# START OF PROVIDED RECORDS

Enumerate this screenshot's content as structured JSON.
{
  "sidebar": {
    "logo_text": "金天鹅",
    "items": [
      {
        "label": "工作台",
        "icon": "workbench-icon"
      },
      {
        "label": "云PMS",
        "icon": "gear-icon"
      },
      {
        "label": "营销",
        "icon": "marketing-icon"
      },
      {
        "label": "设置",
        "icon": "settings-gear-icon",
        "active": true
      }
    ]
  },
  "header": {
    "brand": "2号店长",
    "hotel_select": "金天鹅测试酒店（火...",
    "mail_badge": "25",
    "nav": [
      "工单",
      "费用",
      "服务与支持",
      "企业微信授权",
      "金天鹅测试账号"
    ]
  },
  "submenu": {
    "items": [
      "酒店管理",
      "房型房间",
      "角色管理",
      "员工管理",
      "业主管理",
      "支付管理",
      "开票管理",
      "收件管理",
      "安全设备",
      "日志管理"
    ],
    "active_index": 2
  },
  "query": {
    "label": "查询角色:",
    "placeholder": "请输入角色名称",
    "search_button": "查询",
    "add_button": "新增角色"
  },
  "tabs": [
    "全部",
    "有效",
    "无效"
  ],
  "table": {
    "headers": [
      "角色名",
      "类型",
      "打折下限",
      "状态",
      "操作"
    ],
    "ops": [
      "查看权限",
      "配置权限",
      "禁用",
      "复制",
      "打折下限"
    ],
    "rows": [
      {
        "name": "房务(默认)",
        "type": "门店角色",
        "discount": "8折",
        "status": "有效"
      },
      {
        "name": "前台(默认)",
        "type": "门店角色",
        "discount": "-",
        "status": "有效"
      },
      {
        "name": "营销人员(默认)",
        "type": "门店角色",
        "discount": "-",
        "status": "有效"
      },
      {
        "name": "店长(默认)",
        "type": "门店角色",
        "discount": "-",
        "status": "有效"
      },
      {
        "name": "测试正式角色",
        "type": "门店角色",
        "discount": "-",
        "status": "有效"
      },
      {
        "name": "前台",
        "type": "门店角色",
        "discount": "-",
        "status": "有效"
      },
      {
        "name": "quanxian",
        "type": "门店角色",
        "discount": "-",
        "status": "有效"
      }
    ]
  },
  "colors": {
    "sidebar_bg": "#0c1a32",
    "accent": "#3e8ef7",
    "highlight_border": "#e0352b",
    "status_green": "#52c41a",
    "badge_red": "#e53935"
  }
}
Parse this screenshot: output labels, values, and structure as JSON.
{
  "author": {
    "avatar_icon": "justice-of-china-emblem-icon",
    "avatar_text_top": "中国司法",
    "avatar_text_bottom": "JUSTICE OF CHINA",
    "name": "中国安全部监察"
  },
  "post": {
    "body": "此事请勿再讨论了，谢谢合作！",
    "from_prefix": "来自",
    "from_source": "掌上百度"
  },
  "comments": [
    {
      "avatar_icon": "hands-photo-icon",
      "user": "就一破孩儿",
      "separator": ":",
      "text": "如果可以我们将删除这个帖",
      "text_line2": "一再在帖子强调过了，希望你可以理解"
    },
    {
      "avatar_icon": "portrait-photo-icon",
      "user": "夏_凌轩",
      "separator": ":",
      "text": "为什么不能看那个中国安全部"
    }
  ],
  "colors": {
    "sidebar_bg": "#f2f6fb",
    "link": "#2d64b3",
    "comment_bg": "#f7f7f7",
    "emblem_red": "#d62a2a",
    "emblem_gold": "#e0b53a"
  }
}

# END OF PROVIDED RECORDS

Type out the material again exactly as presented.

Enumerate this screenshot's content as structured JSON.
{
  "sidebar": {
    "logo_text": "金天鹅",
    "items": [
      {
        "label": "工作台",
        "icon": "workbench-icon"
      },
      {
        "label": "云PMS",
        "icon": "gear-icon"
      },
      {
        "label": "营销",
        "icon": "marketing-icon"
      },
      {
        "label": "设置",
        "icon": "settings-gear-icon",
        "active": true
      }
    ]
  },
  "header": {
    "brand": "2号店长",
    "hotel_select": "金天鹅测试酒店（火...",
    "mail_badge": "25",
    "nav": [
      "工单",
      "费用",
      "服务与支持",
      "企业微信授权",
      "金天鹅测试账号"
    ]
  },
  "submenu": {
    "items": [
      "酒店管理",
      "房型房间",
      "角色管理",
      "员工管理",
      "业主管理",
      "支付管理",
      "开票管理",
      "收件管理",
      "安全设备",
      "日志管理"
    ],
    "active_index": 2
  },
  "query": {
    "label": "查询角色:",
    "placeholder": "请输入角色名称",
    "search_button": "查询",
    "add_button": "新增角色"
  },
  "tabs": [
    "全部",
    "有效",
    "无效"
  ],
  "table": {
    "headers": [
      "角色名",
      "类型",
      "打折下限",
      "状态",
      "操作"
    ],
    "ops": [
      "查看权限",
      "配置权限",
      "禁用",
      "复制",
      "打折下限"
    ],
    "rows": [
      {
        "name": "房务(默认)",
        "type": "门店角色",
        "discount": "8折",
        "status": "有效"
      },
      {
        "name": "前台(默认)",
        "type": "门店角色",
        "discount": "-",
        "status": "有效"
      },
      {
        "name": "营销人员(默认)",
        "type": "门店角色",
        "discount": "-",
        "status": "有效"
      },
      {
        "name": "店长(默认)",
        "type": "门店角色",
        "discount": "-",
        "status": "有效"
      },
      {
        "name": "测试正式角色",
        "type": "门店角色",
        "discount": "-",
        "status": "有效"
      },
      {
        "name": "前台",
        "type": "门店角色",
        "discount": "-",
        "status": "有效"
      },
      {
        "name": "quanxian",
        "type": "门店角色",
        "discount": "-",
        "status": "有效"
      }
    ]
  },
  "colors": {
    "sidebar_bg": "#0c1a32",
    "accent": "#3e8ef7",
    "highlight_border": "#e0352b",
    "status_green": "#52c41a",
    "badge_red": "#e53935"
  }
}
Parse this screenshot: output labels, values, and structure as JSON.
{
  "author": {
    "avatar_icon": "justice-of-china-emblem-icon",
    "avatar_text_top": "中国司法",
    "avatar_text_bottom": "JUSTICE OF CHINA",
    "name": "中国安全部监察"
  },
  "post": {
    "body": "此事请勿再讨论了，谢谢合作！",
    "from_prefix": "来自",
    "from_source": "掌上百度"
  },
  "comments": [
    {
      "avatar_icon": "hands-photo-icon",
      "user": "就一破孩儿",
      "separator": ":",
      "text": "如果可以我们将删除这个帖",
      "text_line2": "一再在帖子强调过了，希望你可以理解"
    },
    {
      "avatar_icon": "portrait-photo-icon",
      "user": "夏_凌轩",
      "separator": ":",
      "text": "为什么不能看那个中国安全部"
    }
  ],
  "colors": {
    "sidebar_bg": "#f2f6fb",
    "link": "#2d64b3",
    "comment_bg": "#f7f7f7",
    "emblem_red": "#d62a2a",
    "emblem_gold": "#e0b53a"
  }
}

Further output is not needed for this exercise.